Directions for this task »
Copy out all lines where "соединяем" appears.

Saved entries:

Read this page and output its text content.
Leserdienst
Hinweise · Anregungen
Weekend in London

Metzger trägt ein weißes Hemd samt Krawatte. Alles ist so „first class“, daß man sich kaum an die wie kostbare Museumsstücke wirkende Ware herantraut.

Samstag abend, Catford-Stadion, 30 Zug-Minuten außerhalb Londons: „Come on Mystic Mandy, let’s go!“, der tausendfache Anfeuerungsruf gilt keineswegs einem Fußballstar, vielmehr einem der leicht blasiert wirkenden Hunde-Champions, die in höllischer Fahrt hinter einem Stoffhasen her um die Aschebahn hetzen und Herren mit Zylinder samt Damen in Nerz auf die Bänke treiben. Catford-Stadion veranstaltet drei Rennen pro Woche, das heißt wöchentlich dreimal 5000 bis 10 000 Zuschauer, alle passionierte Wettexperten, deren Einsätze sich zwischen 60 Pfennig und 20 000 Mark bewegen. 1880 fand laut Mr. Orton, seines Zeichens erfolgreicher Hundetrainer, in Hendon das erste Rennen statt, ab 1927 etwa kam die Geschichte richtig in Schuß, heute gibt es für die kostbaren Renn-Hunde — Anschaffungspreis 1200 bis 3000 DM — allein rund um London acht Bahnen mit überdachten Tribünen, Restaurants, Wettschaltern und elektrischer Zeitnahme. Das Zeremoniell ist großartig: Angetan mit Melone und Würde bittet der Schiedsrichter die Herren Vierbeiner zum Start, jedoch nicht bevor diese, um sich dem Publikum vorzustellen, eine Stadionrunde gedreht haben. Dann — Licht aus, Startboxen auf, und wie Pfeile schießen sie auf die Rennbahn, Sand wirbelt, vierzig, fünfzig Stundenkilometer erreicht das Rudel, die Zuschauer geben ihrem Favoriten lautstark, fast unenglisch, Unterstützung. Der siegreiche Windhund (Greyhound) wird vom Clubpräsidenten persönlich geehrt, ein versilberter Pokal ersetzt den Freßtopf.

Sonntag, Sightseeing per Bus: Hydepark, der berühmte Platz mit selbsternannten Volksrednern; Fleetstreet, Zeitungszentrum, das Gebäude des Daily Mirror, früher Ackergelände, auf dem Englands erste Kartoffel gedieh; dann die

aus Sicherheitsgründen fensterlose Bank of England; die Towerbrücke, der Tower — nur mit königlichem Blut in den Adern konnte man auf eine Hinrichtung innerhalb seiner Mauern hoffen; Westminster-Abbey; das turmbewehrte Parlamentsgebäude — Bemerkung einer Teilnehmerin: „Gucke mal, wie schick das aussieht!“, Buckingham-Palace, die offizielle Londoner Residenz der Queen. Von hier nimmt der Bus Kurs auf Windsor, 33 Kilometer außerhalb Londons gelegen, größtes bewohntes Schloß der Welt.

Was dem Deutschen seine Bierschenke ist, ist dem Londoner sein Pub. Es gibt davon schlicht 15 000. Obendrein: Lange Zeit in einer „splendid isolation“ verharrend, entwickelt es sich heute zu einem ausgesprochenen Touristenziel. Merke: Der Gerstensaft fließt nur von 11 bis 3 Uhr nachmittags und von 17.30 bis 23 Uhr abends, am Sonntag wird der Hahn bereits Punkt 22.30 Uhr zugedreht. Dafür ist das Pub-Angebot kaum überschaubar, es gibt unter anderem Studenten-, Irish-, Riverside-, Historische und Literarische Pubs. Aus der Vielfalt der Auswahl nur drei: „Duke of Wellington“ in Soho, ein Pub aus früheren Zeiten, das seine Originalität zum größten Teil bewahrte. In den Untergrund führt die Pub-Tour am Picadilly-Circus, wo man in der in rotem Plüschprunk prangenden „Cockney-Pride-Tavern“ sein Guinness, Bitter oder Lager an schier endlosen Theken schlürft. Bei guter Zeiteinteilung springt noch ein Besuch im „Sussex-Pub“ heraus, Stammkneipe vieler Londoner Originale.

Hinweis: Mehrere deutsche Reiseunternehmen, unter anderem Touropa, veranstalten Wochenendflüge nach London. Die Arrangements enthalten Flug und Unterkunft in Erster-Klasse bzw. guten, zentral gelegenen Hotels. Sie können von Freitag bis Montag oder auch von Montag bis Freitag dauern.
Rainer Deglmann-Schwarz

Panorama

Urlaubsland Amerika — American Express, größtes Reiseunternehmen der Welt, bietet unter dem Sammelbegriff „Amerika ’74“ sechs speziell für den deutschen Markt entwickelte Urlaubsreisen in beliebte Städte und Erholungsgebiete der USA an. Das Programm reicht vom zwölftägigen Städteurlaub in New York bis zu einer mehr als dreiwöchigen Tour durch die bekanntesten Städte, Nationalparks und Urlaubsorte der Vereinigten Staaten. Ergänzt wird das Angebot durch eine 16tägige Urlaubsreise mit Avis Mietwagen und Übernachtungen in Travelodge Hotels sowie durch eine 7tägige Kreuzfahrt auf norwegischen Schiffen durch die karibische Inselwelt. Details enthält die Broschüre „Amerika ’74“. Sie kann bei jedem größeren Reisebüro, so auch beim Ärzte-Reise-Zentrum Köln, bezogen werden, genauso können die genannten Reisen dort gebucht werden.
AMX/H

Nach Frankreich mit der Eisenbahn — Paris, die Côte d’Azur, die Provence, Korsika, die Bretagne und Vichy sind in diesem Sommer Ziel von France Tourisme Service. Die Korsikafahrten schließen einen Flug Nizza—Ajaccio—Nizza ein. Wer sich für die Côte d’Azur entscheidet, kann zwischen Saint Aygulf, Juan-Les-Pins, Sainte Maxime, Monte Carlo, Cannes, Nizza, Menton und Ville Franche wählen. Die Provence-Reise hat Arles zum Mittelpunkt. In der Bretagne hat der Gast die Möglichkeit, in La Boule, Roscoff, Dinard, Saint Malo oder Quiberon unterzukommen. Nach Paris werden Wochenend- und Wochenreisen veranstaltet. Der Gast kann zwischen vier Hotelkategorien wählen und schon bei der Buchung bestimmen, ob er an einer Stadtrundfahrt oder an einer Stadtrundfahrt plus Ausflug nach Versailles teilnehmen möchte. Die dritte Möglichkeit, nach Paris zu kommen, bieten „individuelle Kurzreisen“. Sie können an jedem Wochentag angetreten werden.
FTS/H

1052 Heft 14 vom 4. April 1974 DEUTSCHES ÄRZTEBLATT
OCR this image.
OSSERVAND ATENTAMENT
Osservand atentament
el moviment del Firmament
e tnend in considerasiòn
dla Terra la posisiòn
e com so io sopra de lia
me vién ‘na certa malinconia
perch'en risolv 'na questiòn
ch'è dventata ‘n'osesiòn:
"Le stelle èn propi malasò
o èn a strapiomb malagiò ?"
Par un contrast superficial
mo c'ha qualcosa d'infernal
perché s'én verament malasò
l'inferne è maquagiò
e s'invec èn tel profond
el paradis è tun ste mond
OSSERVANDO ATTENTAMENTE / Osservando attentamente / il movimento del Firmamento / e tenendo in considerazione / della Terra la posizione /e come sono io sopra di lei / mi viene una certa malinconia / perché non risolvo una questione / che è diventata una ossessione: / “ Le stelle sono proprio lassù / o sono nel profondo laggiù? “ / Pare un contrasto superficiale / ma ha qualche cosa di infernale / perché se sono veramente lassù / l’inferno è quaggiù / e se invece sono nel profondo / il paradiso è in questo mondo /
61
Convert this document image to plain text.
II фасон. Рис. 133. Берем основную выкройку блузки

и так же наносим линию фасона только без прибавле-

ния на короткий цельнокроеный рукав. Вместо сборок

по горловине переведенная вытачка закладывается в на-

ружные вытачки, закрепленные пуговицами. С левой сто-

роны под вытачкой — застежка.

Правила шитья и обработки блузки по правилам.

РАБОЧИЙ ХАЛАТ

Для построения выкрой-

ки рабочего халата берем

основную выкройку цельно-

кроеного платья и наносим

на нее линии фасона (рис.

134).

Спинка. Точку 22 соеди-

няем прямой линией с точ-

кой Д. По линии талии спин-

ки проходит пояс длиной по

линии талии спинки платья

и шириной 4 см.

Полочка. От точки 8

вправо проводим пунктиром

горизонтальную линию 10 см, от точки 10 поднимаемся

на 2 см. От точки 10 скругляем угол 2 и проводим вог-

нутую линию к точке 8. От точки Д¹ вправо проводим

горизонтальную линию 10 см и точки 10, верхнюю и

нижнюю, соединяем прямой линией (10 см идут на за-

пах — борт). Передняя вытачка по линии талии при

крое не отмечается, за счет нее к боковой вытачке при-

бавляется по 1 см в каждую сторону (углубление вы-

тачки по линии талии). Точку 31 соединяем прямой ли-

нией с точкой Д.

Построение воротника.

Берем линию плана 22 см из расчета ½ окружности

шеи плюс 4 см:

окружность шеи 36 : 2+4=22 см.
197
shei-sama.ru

Reply to the task »
нижнюю, соединяем прямой линией (10 см идут на за-
тачки по линии талии). Точку 31 соединяем прямой ли-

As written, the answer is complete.